• Aim: State the number of lines that include the string "structured", and write nothing else.

• Source data:
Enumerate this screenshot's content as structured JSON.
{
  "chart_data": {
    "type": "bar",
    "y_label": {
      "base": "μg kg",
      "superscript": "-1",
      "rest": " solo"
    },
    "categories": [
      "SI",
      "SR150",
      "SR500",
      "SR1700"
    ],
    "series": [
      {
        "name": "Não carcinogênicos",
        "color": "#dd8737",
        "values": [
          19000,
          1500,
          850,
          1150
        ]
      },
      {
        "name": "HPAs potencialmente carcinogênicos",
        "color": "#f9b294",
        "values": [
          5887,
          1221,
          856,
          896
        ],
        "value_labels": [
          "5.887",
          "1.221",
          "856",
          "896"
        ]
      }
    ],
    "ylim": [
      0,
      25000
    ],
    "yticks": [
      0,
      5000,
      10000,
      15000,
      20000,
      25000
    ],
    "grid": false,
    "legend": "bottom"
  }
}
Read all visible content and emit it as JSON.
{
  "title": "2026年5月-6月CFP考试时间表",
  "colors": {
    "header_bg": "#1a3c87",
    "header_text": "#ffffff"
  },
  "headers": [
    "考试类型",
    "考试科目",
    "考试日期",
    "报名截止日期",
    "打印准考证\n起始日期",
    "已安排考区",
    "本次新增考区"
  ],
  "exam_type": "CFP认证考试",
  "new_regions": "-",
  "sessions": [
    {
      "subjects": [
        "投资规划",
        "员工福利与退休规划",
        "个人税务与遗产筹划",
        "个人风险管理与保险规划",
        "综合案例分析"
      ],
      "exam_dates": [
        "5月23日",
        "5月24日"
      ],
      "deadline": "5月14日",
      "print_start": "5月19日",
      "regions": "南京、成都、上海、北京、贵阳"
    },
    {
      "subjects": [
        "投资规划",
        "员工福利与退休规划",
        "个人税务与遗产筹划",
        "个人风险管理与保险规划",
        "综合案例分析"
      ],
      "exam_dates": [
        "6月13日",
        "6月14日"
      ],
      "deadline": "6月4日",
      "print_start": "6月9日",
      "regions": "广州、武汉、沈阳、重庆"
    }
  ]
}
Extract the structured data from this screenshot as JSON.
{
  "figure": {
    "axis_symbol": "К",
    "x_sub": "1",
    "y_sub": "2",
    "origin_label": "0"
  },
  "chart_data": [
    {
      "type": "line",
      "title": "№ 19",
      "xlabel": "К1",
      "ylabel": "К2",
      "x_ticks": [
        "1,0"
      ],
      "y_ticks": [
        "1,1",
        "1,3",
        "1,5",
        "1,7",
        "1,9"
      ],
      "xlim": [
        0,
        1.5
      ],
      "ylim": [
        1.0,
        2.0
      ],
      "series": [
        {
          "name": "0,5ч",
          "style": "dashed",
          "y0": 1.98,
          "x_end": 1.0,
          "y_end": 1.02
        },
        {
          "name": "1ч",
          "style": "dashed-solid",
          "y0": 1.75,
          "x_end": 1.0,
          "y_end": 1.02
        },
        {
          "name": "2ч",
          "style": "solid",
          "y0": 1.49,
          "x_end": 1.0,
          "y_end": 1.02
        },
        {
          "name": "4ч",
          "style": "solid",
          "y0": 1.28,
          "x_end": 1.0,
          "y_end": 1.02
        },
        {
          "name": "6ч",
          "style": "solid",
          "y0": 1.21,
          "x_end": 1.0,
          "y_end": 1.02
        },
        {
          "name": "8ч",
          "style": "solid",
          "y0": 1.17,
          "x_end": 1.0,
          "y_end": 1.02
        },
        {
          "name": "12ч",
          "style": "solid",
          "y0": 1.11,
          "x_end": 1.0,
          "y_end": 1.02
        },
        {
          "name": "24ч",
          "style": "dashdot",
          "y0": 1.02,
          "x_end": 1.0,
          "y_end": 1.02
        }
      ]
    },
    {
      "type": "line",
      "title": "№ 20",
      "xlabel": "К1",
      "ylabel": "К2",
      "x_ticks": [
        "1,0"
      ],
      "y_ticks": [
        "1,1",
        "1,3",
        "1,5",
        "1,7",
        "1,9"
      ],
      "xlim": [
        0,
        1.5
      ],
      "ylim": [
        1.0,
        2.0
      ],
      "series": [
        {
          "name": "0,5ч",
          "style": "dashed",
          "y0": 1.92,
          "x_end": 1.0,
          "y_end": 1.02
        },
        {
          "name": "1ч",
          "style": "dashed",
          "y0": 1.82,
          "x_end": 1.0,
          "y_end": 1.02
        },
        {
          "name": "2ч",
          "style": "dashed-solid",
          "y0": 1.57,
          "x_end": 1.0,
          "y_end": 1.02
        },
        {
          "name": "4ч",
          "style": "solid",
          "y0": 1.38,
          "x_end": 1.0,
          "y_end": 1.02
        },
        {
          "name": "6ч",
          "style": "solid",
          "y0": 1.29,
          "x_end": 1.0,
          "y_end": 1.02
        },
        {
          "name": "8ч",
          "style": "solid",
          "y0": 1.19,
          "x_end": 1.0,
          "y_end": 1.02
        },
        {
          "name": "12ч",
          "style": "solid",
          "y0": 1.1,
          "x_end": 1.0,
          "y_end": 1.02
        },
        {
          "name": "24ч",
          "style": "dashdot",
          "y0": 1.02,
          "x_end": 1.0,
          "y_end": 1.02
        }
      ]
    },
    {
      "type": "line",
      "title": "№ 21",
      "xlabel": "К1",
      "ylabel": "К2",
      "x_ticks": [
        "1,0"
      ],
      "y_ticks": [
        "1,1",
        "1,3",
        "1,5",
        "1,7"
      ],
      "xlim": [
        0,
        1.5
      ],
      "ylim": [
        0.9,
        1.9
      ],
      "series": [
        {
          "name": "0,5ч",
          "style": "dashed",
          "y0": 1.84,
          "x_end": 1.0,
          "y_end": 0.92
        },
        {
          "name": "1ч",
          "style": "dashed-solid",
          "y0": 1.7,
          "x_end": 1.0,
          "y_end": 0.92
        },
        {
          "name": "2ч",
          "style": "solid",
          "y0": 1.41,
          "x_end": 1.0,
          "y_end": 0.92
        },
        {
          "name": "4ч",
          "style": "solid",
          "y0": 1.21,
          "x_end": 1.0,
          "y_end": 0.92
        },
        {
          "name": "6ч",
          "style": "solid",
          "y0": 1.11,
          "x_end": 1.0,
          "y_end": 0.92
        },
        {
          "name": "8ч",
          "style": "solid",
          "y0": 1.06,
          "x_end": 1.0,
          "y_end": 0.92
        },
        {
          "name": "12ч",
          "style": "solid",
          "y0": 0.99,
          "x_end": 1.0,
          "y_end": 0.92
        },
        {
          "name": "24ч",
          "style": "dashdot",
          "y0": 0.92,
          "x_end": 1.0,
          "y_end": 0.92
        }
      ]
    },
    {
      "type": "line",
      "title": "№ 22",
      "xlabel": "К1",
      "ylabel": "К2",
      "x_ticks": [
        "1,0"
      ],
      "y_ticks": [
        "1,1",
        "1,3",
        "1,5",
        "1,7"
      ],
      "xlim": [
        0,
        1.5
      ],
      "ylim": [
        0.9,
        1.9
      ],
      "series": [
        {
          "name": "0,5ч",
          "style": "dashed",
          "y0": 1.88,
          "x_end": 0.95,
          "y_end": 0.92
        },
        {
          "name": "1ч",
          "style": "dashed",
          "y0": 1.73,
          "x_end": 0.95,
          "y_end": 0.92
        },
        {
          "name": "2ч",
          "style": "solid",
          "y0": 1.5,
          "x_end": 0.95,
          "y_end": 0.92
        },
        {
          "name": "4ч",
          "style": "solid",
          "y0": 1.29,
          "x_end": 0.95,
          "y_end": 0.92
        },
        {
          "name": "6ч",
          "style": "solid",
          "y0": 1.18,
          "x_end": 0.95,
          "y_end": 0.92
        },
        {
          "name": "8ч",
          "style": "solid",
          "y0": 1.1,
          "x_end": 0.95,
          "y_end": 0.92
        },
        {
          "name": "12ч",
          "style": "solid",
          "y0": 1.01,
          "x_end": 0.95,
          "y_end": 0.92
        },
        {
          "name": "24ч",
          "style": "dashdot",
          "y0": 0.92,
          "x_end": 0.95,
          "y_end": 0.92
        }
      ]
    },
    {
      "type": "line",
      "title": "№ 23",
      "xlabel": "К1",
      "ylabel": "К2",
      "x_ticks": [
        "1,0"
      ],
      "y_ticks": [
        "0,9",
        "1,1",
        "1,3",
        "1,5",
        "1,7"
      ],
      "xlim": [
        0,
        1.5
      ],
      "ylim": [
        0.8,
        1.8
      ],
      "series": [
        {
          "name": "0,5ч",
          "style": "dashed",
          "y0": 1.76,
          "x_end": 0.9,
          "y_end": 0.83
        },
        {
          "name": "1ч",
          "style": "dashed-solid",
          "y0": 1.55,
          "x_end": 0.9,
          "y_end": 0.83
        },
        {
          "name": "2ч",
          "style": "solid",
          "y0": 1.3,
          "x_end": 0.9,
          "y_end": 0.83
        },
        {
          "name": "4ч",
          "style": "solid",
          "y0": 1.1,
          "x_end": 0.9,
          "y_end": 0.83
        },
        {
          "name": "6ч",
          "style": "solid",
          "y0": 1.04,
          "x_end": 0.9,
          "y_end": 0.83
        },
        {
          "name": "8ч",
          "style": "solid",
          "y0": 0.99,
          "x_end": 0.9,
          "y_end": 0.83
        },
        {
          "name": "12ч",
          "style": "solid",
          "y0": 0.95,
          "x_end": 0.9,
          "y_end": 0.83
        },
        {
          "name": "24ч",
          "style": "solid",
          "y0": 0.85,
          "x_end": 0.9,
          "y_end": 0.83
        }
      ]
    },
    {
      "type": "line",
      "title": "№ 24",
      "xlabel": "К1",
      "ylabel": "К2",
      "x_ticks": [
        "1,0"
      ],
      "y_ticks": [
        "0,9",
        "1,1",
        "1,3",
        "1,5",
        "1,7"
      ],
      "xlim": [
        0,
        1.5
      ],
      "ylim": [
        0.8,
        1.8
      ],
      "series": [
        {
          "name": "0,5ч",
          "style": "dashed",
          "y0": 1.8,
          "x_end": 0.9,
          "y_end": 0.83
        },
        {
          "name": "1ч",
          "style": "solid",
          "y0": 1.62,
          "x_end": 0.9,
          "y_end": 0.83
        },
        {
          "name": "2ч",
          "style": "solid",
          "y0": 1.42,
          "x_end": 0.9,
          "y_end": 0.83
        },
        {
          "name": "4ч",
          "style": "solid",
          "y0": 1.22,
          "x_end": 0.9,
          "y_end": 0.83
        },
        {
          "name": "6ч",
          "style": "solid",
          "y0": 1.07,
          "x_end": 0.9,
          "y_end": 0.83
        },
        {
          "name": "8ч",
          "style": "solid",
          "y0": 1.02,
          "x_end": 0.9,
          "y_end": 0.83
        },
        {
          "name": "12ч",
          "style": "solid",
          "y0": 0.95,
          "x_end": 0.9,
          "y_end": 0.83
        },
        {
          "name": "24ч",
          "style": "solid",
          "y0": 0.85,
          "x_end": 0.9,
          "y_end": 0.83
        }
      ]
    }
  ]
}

• Written solution: 2